-- Start of GIVEN ENTRIES --

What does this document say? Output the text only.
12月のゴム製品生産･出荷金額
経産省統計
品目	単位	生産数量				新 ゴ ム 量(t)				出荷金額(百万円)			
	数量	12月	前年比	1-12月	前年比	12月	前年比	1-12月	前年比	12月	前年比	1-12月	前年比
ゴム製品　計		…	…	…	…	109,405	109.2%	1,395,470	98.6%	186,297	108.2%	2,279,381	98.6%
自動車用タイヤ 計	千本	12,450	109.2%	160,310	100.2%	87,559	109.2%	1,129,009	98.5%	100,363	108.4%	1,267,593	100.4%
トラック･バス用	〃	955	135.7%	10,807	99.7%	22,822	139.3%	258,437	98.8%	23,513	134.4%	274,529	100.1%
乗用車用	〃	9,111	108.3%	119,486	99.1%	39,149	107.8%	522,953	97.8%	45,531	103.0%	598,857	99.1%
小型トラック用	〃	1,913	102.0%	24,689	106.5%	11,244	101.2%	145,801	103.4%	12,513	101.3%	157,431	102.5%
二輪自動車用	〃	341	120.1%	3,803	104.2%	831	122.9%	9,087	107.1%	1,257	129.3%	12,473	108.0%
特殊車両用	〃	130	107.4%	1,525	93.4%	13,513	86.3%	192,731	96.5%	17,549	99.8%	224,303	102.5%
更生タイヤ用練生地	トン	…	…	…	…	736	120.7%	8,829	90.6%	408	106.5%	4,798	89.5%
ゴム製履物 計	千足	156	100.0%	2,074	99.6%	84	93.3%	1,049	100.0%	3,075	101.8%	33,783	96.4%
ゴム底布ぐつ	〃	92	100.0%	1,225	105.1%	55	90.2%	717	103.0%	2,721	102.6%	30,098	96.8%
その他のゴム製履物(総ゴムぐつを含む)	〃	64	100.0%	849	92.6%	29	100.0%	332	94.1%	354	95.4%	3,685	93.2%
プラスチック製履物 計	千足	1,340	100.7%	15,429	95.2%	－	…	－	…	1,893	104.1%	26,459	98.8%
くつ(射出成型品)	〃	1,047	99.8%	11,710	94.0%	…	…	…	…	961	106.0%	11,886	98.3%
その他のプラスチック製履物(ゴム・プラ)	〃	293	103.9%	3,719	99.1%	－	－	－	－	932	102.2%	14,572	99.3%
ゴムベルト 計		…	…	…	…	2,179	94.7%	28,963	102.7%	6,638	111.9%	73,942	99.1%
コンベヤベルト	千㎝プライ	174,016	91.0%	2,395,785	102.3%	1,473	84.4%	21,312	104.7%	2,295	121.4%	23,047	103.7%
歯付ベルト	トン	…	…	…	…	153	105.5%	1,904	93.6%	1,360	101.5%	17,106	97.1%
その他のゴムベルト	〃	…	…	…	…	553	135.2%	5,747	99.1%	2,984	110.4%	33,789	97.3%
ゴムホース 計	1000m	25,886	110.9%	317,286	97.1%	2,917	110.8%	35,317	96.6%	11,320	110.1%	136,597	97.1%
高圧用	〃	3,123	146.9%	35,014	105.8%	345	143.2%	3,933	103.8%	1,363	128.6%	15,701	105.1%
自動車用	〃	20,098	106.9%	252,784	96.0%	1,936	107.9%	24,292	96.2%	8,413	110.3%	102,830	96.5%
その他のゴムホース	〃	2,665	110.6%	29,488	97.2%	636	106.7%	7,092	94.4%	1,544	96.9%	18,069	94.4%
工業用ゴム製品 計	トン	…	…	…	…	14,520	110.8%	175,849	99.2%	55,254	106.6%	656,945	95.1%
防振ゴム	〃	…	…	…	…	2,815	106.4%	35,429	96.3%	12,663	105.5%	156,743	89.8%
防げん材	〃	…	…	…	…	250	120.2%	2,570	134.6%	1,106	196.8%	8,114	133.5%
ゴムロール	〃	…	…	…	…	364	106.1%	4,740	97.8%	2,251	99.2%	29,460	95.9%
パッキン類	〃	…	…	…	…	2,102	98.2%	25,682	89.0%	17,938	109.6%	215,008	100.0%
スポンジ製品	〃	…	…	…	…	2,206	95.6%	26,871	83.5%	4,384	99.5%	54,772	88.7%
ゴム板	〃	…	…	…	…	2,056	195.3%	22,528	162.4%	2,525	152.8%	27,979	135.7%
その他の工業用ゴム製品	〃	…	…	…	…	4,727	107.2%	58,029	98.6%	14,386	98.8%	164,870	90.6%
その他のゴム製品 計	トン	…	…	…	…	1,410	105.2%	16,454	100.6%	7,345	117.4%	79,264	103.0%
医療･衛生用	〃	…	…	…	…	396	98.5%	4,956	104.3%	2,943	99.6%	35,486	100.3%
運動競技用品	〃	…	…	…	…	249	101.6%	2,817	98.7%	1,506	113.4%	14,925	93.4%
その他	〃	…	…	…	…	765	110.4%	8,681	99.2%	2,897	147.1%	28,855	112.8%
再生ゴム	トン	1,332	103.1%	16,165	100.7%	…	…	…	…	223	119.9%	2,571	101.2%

-- End of GIVEN ENTRIES --

WHAT YOU SHOULD DO: Give all the records again. Match them exactly.

TASK ANSWER:
What does this document say? Output the text only.
12月のゴム製品生産･出荷金額
経産省統計
品目	単位	生産数量				新 ゴ ム 量(t)				出荷金額(百万円)			
	数量	12月	前年比	1-12月	前年比	12月	前年比	1-12月	前年比	12月	前年比	1-12月	前年比
ゴム製品　計		…	…	…	…	109,405	109.2%	1,395,470	98.6%	186,297	108.2%	2,279,381	98.6%
自動車用タイヤ 計	千本	12,450	109.2%	160,310	100.2%	87,559	109.2%	1,129,009	98.5%	100,363	108.4%	1,267,593	100.4%
トラック･バス用	〃	955	135.7%	10,807	99.7%	22,822	139.3%	258,437	98.8%	23,513	134.4%	274,529	100.1%
乗用車用	〃	9,111	108.3%	119,486	99.1%	39,149	107.8%	522,953	97.8%	45,531	103.0%	598,857	99.1%
小型トラック用	〃	1,913	102.0%	24,689	106.5%	11,244	101.2%	145,801	103.4%	12,513	101.3%	157,431	102.5%
二輪自動車用	〃	341	120.1%	3,803	104.2%	831	122.9%	9,087	107.1%	1,257	129.3%	12,473	108.0%
特殊車両用	〃	130	107.4%	1,525	93.4%	13,513	86.3%	192,731	96.5%	17,549	99.8%	224,303	102.5%
更生タイヤ用練生地	トン	…	…	…	…	736	120.7%	8,829	90.6%	408	106.5%	4,798	89.5%
ゴム製履物 計	千足	156	100.0%	2,074	99.6%	84	93.3%	1,049	100.0%	3,075	101.8%	33,783	96.4%
ゴム底布ぐつ	〃	92	100.0%	1,225	105.1%	55	90.2%	717	103.0%	2,721	102.6%	30,098	96.8%
その他のゴム製履物(総ゴムぐつを含む)	〃	64	100.0%	849	92.6%	29	100.0%	332	94.1%	354	95.4%	3,685	93.2%
プラスチック製履物 計	千足	1,340	100.7%	15,429	95.2%	－	…	－	…	1,893	104.1%	26,459	98.8%
くつ(射出成型品)	〃	1,047	99.8%	11,710	94.0%	…	…	…	…	961	106.0%	11,886	98.3%
その他のプラスチック製履物(ゴム・プラ)	〃	293	103.9%	3,719	99.1%	－	－	－	－	932	102.2%	14,572	99.3%
ゴムベルト 計		…	…	…	…	2,179	94.7%	28,963	102.7%	6,638	111.9%	73,942	99.1%
コンベヤベルト	千㎝プライ	174,016	91.0%	2,395,785	102.3%	1,473	84.4%	21,312	104.7%	2,295	121.4%	23,047	103.7%
歯付ベルト	トン	…	…	…	…	153	105.5%	1,904	93.6%	1,360	101.5%	17,106	97.1%
その他のゴムベルト	〃	…	…	…	…	553	135.2%	5,747	99.1%	2,984	110.4%	33,789	97.3%
ゴムホース 計	1000m	25,886	110.9%	317,286	97.1%	2,917	110.8%	35,317	96.6%	11,320	110.1%	136,597	97.1%
高圧用	〃	3,123	146.9%	35,014	105.8%	345	143.2%	3,933	103.8%	1,363	128.6%	15,701	105.1%
自動車用	〃	20,098	106.9%	252,784	96.0%	1,936	107.9%	24,292	96.2%	8,413	110.3%	102,830	96.5%
その他のゴムホース	〃	2,665	110.6%	29,488	97.2%	636	106.7%	7,092	94.4%	1,544	96.9%	18,069	94.4%
工業用ゴム製品 計	トン	…	…	…	…	14,520	110.8%	175,849	99.2%	55,254	106.6%	656,945	95.1%
防振ゴム	〃	…	…	…	…	2,815	106.4%	35,429	96.3%	12,663	105.5%	156,743	89.8%
防げん材	〃	…	…	…	…	250	120.2%	2,570	134.6%	1,106	196.8%	8,114	133.5%
ゴムロール	〃	…	…	…	…	364	106.1%	4,740	97.8%	2,251	99.2%	29,460	95.9%
パッキン類	〃	…	…	…	…	2,102	98.2%	25,682	89.0%	17,938	109.6%	215,008	100.0%
スポンジ製品	〃	…	…	…	…	2,206	95.6%	26,871	83.5%	4,384	99.5%	54,772	88.7%
ゴム板	〃	…	…	…	…	2,056	195.3%	22,528	162.4%	2,525	152.8%	27,979	135.7%
その他の工業用ゴム製品	〃	…	…	…	…	4,727	107.2%	58,029	98.6%	14,386	98.8%	164,870	90.6%
その他のゴム製品 計	トン	…	…	…	…	1,410	105.2%	16,454	100.6%	7,345	117.4%	79,264	103.0%
医療･衛生用	〃	…	…	…	…	396	98.5%	4,956	104.3%	2,943	99.6%	35,486	100.3%
運動競技用品	〃	…	…	…	…	249	101.6%	2,817	98.7%	1,506	113.4%	14,925	93.4%
その他	〃	…	…	…	…	765	110.4%	8,681	99.2%	2,897	147.1%	28,855	112.8%
再生ゴム	トン	1,332	103.1%	16,165	100.7%	…	…	…	…	223	119.9%	2,571	101.2%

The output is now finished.